↓

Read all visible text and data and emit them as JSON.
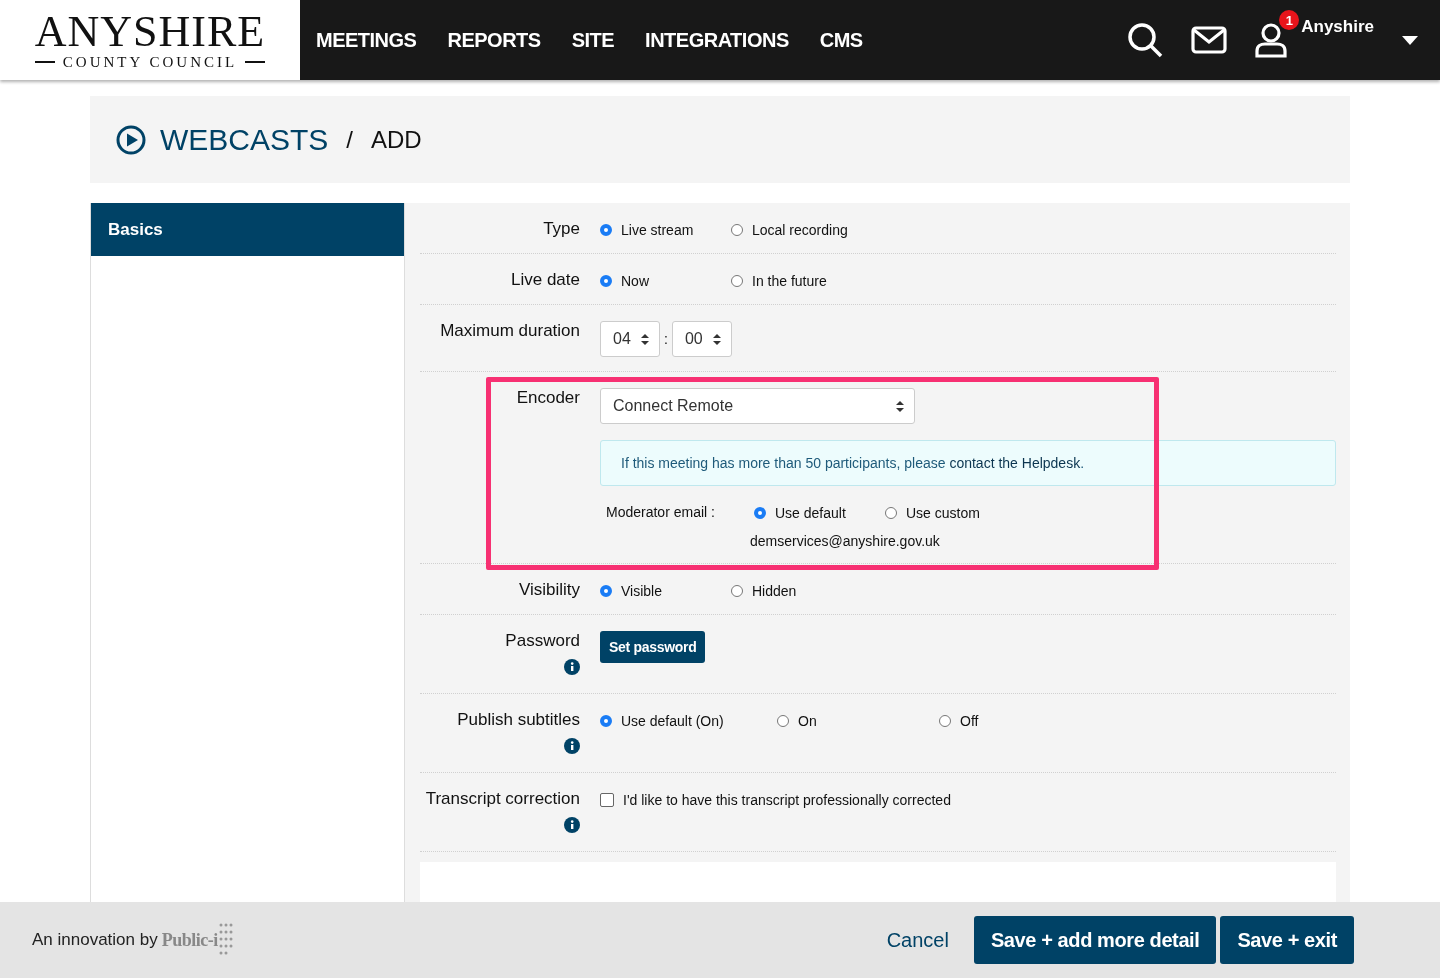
{
  "logo": {
    "name": "ANYSHIRE",
    "subtitle": "COUNTY COUNCIL"
  },
  "nav": [
    {
      "label": "MEETINGS"
    },
    {
      "label": "REPORTS"
    },
    {
      "label": "SITE"
    },
    {
      "label": "INTEGRATIONS"
    },
    {
      "label": "CMS"
    }
  ],
  "user": {
    "name": "Anyshire",
    "badge": "1"
  },
  "breadcrumb": {
    "section": "WEBCASTS",
    "separator": "/",
    "page": "ADD"
  },
  "sidebar": {
    "items": [
      {
        "label": "Basics",
        "selected": true
      }
    ]
  },
  "form": {
    "rows": [
      {
        "kind": "radio",
        "label": "Type",
        "info": false,
        "highlighted": false,
        "options": [
          {
            "label": "Live stream",
            "selected": true
          },
          {
            "label": "Local recording",
            "selected": false
          }
        ]
      },
      {
        "kind": "radio",
        "label": "Live date",
        "info": false,
        "highlighted": false,
        "options": [
          {
            "label": "Now",
            "selected": true
          },
          {
            "label": "In the future",
            "selected": false
          }
        ]
      },
      {
        "kind": "duration",
        "label": "Maximum duration",
        "info": false,
        "highlighted": false,
        "hours": "04",
        "separator": ":",
        "minutes": "00"
      },
      {
        "kind": "encoder",
        "label": "Encoder",
        "info": false,
        "highlighted": true,
        "value": "Connect Remote",
        "notice": "If this meeting has more than 50 participants, please",
        "notice_link": "contact the Helpdesk",
        "notice_end": ".",
        "moderator_label": "Moderator email :",
        "moderator_options": [
          {
            "label": "Use default",
            "selected": true
          },
          {
            "label": "Use custom",
            "selected": false
          }
        ],
        "email": "demservices@anyshire.gov.uk"
      },
      {
        "kind": "radio",
        "label": "Visibility",
        "info": false,
        "highlighted": false,
        "options": [
          {
            "label": "Visible",
            "selected": true
          },
          {
            "label": "Hidden",
            "selected": false
          }
        ]
      },
      {
        "kind": "button",
        "label": "Password",
        "info": true,
        "highlighted": false,
        "button": "Set password"
      },
      {
        "kind": "radio",
        "label": "Publish subtitles",
        "info": true,
        "highlighted": false,
        "options": [
          {
            "label": "Use default (On)",
            "selected": true
          },
          {
            "label": "On",
            "selected": false
          },
          {
            "label": "Off",
            "selected": false
          }
        ]
      },
      {
        "kind": "checkbox",
        "label": "Transcript correction",
        "info": true,
        "highlighted": false,
        "checked": false,
        "text": "I'd like to have this transcript professionally corrected"
      }
    ]
  },
  "footer": {
    "credit": "An innovation by",
    "brand": "Public-i",
    "cancel": "Cancel",
    "buttons": [
      "Save + add more detail",
      "Save + exit"
    ]
  }
}
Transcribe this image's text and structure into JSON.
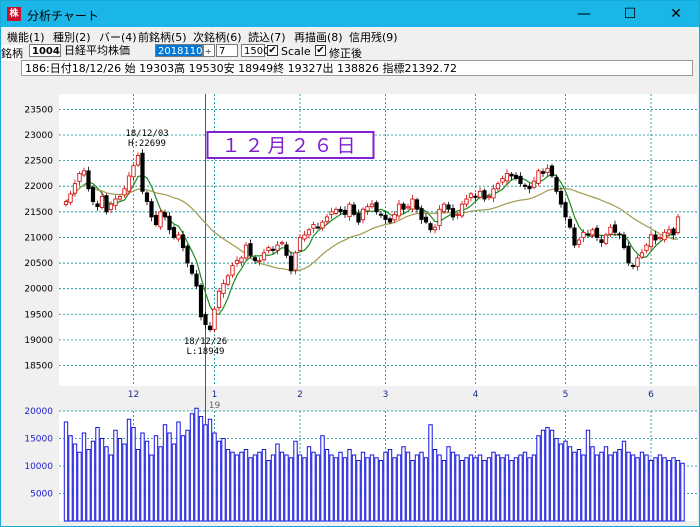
{
  "window": {
    "title": "分析チャート",
    "app_icon": "chart-app-icon",
    "minimize_glyph": "—",
    "maximize_glyph": "☐",
    "close_glyph": "✕"
  },
  "menu": [
    "機能(1)",
    "種別(2)",
    "バー(4)",
    "前銘柄(5)",
    "次銘柄(6)",
    "読込(7)",
    "再描画(8)",
    "信用残(9)"
  ],
  "toolbar": {
    "label": "銘柄",
    "code": "1004",
    "name": "日経平均株価",
    "date": "20181102",
    "period": "7",
    "count": "1500",
    "scale_checked": true,
    "scale_label": "Scale",
    "adjusted_checked": true,
    "adjusted_label": "修正後"
  },
  "info_line": "186:日付18/12/26 始 19303高 19530安 18949終 19327出 138826 指標21392.72",
  "chart_data": {
    "type": "candlestick",
    "price_axis": {
      "ylim": [
        18100,
        23800
      ],
      "ticks": [
        23500,
        23000,
        22500,
        22000,
        21500,
        21000,
        20500,
        20000,
        19500,
        19000,
        18500
      ]
    },
    "volume_axis": {
      "ylim": [
        0,
        20000
      ],
      "ticks": [
        20000,
        15000,
        10000,
        5000
      ]
    },
    "x_labels": [
      {
        "label": "12",
        "index": 15
      },
      {
        "label": "1",
        "index": 33
      },
      {
        "label": "2",
        "index": 52
      },
      {
        "label": "3",
        "index": 71
      },
      {
        "label": "4",
        "index": 91
      },
      {
        "label": "5",
        "index": 111
      },
      {
        "label": "6",
        "index": 130
      }
    ],
    "year_label": {
      "label": "19",
      "index": 33
    },
    "grid": true,
    "highlight": {
      "index": 31,
      "label": "１２月２６日"
    },
    "annotations": [
      {
        "index": 18,
        "lines": [
          "18/12/03",
          "H:22699"
        ],
        "position": "above"
      },
      {
        "index": 31,
        "lines": [
          "18/12/26",
          "L:18949"
        ],
        "position": "below"
      }
    ],
    "close": [
      21700,
      21850,
      22050,
      22250,
      22300,
      21950,
      21700,
      21600,
      21800,
      21500,
      21650,
      21750,
      21800,
      21950,
      22200,
      22400,
      22600,
      21900,
      21700,
      21400,
      21250,
      21500,
      21400,
      21150,
      21000,
      21050,
      20800,
      20500,
      20300,
      20050,
      19450,
      19300,
      19200,
      19600,
      19950,
      20100,
      20250,
      20450,
      20550,
      20600,
      20850,
      20650,
      20550,
      20550,
      20700,
      20800,
      20750,
      20850,
      20900,
      20650,
      20350,
      20700,
      21000,
      21050,
      21150,
      21250,
      21200,
      21300,
      21400,
      21500,
      21550,
      21500,
      21450,
      21650,
      21450,
      21300,
      21550,
      21600,
      21650,
      21500,
      21450,
      21350,
      21300,
      21450,
      21650,
      21550,
      21600,
      21750,
      21550,
      21350,
      21300,
      21150,
      21200,
      21550,
      21650,
      21550,
      21400,
      21450,
      21650,
      21750,
      21850,
      21800,
      21900,
      21750,
      21800,
      21950,
      22050,
      22150,
      22250,
      22200,
      22150,
      22050,
      22000,
      21950,
      22100,
      22300,
      22250,
      22350,
      22200,
      21900,
      21650,
      21400,
      21200,
      20850,
      20950,
      21100,
      21050,
      21150,
      21000,
      20900,
      21050,
      21200,
      21100,
      21050,
      20800,
      20500,
      20450,
      20600,
      20700,
      20850,
      21050,
      20950,
      21000,
      21100,
      21150,
      21050,
      21400
    ]
  },
  "volume": [
    18000,
    15500,
    14000,
    12500,
    16000,
    13000,
    14500,
    17000,
    15000,
    13500,
    12000,
    16500,
    15000,
    14000,
    18500,
    17000,
    13000,
    16000,
    14500,
    12000,
    15500,
    13500,
    17500,
    16000,
    14000,
    18000,
    15500,
    16500,
    19500,
    20500,
    19000,
    17500,
    18500,
    16000,
    14500,
    15000,
    13000,
    12500,
    12000,
    12500,
    13000,
    11500,
    12000,
    12500,
    13000,
    11000,
    12000,
    14000,
    12500,
    12000,
    11500,
    14500,
    12000,
    11500,
    13500,
    12500,
    12000,
    15500,
    13000,
    12000,
    11500,
    12500,
    11500,
    13000,
    12000,
    11000,
    12500,
    11500,
    12000,
    11500,
    11000,
    12500,
    13000,
    11500,
    12000,
    13500,
    12500,
    11000,
    12000,
    12500,
    11500,
    17500,
    13000,
    12000,
    11000,
    13500,
    12500,
    12000,
    11000,
    11500,
    12000,
    11500,
    12000,
    11000,
    11500,
    12500,
    12000,
    11500,
    12000,
    11000,
    11500,
    12000,
    12500,
    11500,
    12000,
    15500,
    16500,
    17000,
    16500,
    15000,
    14000,
    14500,
    13500,
    12500,
    13000,
    12000,
    16500,
    13500,
    12000,
    12500,
    13500,
    12000,
    12500,
    13000,
    14500,
    12500,
    12000,
    11500,
    12500,
    12000,
    11000,
    11500,
    12000,
    11500,
    11000,
    11500,
    11000,
    10500
  ]
}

↑

Description of the task ▸ Copy out every line of the listing that contains the string "this".

Response to the task ▸
        "notice": "If this meeting has more than 50 participants, please",
        "text": "I'd like to have this transcript professionally corrected"
Transcribe this image's text and structure into JSON.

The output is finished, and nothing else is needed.